» **Given information**:
------------------------------------
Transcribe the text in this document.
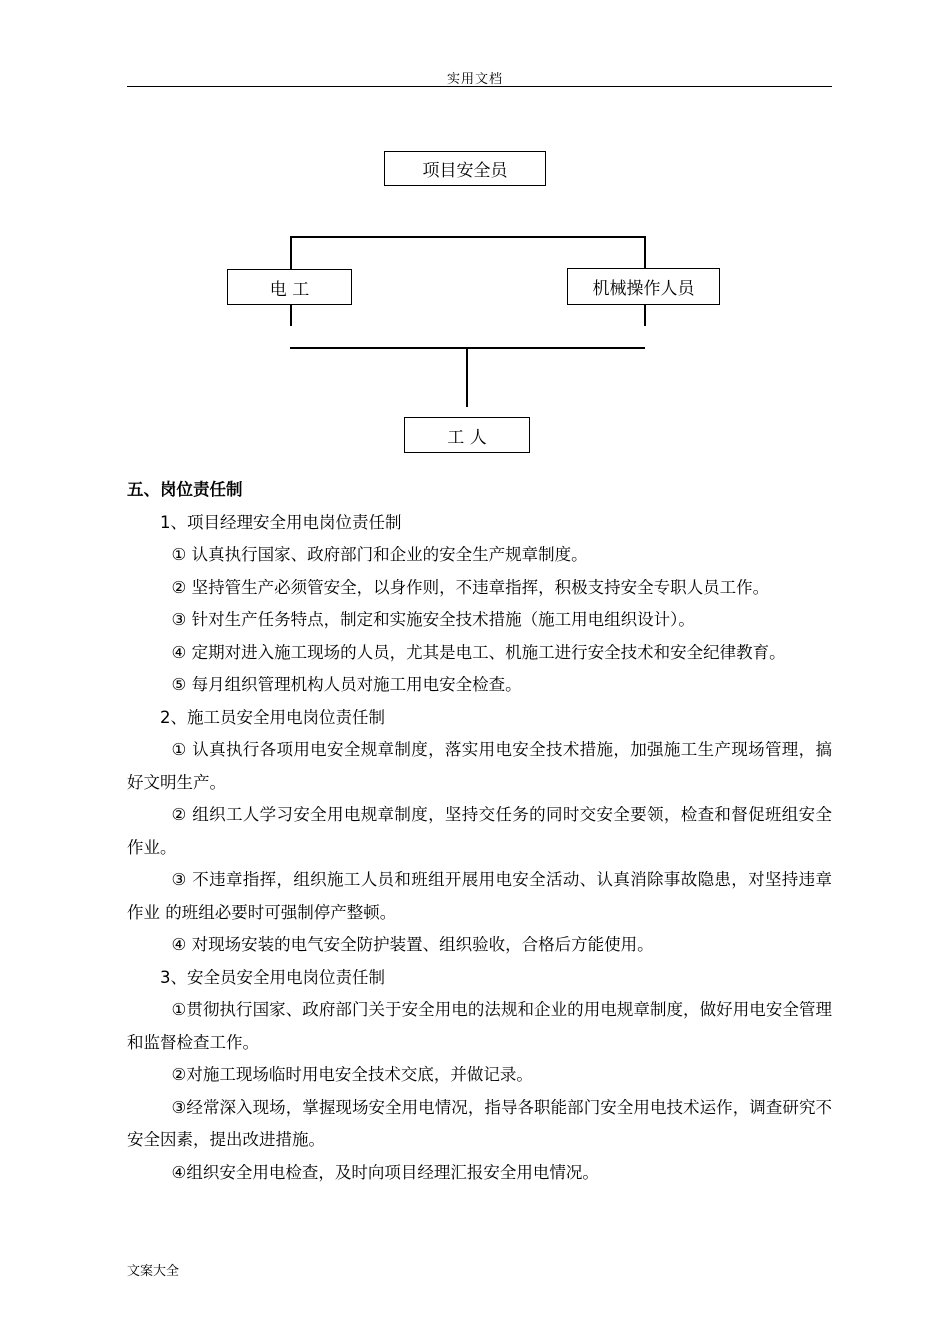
实用文档
项目安全员
电 工	机械操作人员
工 人

五、岗位责任制

1、项目经理安全用电岗位责任制

① 认真执行国家、政府部门和企业的安全生产规章制度。

② 坚持管生产必须管安全，以身作则，不违章指挥，积极支持安全专职人员工作。

③ 针对生产任务特点，制定和实施安全技术措施（施工用电组织设计）。

④ 定期对进入施工现场的人员，尤其是电工、机施工进行安全技术和安全纪律教育。

⑤ 每月组织管理机构人员对施工用电安全检查。

2、施工员安全用电岗位责任制

① 认真执行各项用电安全规章制度，落实用电安全技术措施，加强施工生产现场管理，搞好文明生产。

② 组织工人学习安全用电规章制度，坚持交任务的同时交安全要领，检查和督促班组安全作业。

③ 不违章指挥，组织施工人员和班组开展用电安全活动、认真消除事故隐患，对坚持违章作业 的班组必要时可强制停产整顿。

④ 对现场安装的电气安全防护装置、组织验收，合格后方能使用。

3、安全员安全用电岗位责任制

①贯彻执行国家、政府部门关于安全用电的法规和企业的用电规章制度，做好用电安全管理和监督检查工作。

②对施工现场临时用电安全技术交底，并做记录。

③经常深入现场，掌握现场安全用电情况，指导各职能部门安全用电技术运作，调查研究不安全因素，提出改进措施。

④组织安全用电检查，及时向项目经理汇报安全用电情况。

文案大全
------------------------------------
Pick out all lines from the data above in which the word "不违章指挥" appears.

» **Written reply**:
② 坚持管生产必须管安全，以身作则，不违章指挥，积极支持安全专职人员工作。
③ 不违章指挥，组织施工人员和班组开展用电安全活动、认真消除事故隐患，对坚持违章作业 的班组必要时可强制停产整顿。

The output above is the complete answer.